[Exercise directions]
Transcribe the rows below line for line, with nothing changed, and leave the pictures out of your answer.

[Provided entries]
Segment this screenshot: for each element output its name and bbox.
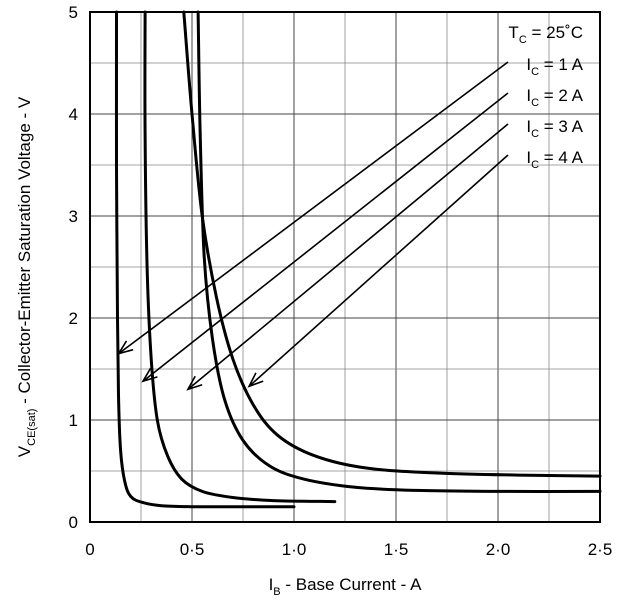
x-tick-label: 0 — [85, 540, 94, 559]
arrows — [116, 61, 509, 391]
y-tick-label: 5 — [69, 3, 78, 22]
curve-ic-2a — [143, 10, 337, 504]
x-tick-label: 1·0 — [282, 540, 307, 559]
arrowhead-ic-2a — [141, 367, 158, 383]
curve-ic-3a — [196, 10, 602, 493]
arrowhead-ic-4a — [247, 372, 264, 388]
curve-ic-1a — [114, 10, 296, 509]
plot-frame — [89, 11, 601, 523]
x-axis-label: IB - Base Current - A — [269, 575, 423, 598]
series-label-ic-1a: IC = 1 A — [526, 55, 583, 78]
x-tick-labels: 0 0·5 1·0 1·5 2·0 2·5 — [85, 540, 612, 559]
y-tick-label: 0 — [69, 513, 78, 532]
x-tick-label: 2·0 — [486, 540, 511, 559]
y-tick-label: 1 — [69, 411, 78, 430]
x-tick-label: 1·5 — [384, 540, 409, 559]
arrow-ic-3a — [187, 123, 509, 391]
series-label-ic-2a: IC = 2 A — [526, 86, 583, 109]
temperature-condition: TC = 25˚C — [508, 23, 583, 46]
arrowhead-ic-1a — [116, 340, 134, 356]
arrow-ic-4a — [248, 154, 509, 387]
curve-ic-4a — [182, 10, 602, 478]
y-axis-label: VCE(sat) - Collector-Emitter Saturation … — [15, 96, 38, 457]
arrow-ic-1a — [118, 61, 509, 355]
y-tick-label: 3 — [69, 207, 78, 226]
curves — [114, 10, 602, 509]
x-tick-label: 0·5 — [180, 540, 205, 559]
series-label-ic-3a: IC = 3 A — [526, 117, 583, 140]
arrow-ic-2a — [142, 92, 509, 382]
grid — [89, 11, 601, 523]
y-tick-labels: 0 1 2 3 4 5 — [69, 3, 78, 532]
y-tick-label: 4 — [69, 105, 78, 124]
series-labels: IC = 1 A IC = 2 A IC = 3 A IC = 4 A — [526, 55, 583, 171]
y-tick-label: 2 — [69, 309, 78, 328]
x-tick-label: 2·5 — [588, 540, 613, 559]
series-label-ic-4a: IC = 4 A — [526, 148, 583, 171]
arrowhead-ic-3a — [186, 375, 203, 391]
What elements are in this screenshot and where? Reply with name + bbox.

[Written response]
Segment this screenshot: for each element output its name and bbox.
x-tick-label: 0 — [85, 540, 94, 559]
arrows — [116, 61, 509, 391]
y-tick-label: 5 — [69, 3, 78, 22]
curve-ic-2a — [143, 10, 337, 504]
x-tick-label: 1·0 — [282, 540, 307, 559]
arrowhead-ic-2a — [141, 367, 158, 383]
curve-ic-3a — [196, 10, 602, 493]
arrowhead-ic-4a — [247, 372, 264, 388]
curve-ic-1a — [114, 10, 296, 509]
plot-frame — [89, 11, 601, 523]
x-axis-label: IB - Base Current - A — [269, 575, 423, 598]
series-label-ic-1a: IC = 1 A — [526, 55, 583, 78]
x-tick-labels: 0 0·5 1·0 1·5 2·0 2·5 — [85, 540, 612, 559]
y-tick-label: 0 — [69, 513, 78, 532]
x-tick-label: 2·0 — [486, 540, 511, 559]
y-tick-label: 1 — [69, 411, 78, 430]
x-tick-label: 1·5 — [384, 540, 409, 559]
arrow-ic-3a — [187, 123, 509, 391]
series-label-ic-2a: IC = 2 A — [526, 86, 583, 109]
temperature-condition: TC = 25˚C — [508, 23, 583, 46]
arrowhead-ic-1a — [116, 340, 134, 356]
arrow-ic-4a — [248, 154, 509, 387]
curve-ic-4a — [182, 10, 602, 478]
y-axis-label: VCE(sat) - Collector-Emitter Saturation … — [15, 96, 38, 457]
arrow-ic-1a — [118, 61, 509, 355]
y-tick-label: 3 — [69, 207, 78, 226]
curves — [114, 10, 602, 509]
x-tick-label: 0·5 — [180, 540, 205, 559]
series-label-ic-3a: IC = 3 A — [526, 117, 583, 140]
arrow-ic-2a — [142, 92, 509, 382]
grid — [89, 11, 601, 523]
y-tick-labels: 0 1 2 3 4 5 — [69, 3, 78, 532]
y-tick-label: 4 — [69, 105, 78, 124]
series-labels: IC = 1 A IC = 2 A IC = 3 A IC = 4 A — [526, 55, 583, 171]
y-tick-label: 2 — [69, 309, 78, 328]
x-tick-label: 2·5 — [588, 540, 613, 559]
series-label-ic-4a: IC = 4 A — [526, 148, 583, 171]
arrowhead-ic-3a — [186, 375, 203, 391]
What elements are in this screenshot and where? Reply with name + bbox.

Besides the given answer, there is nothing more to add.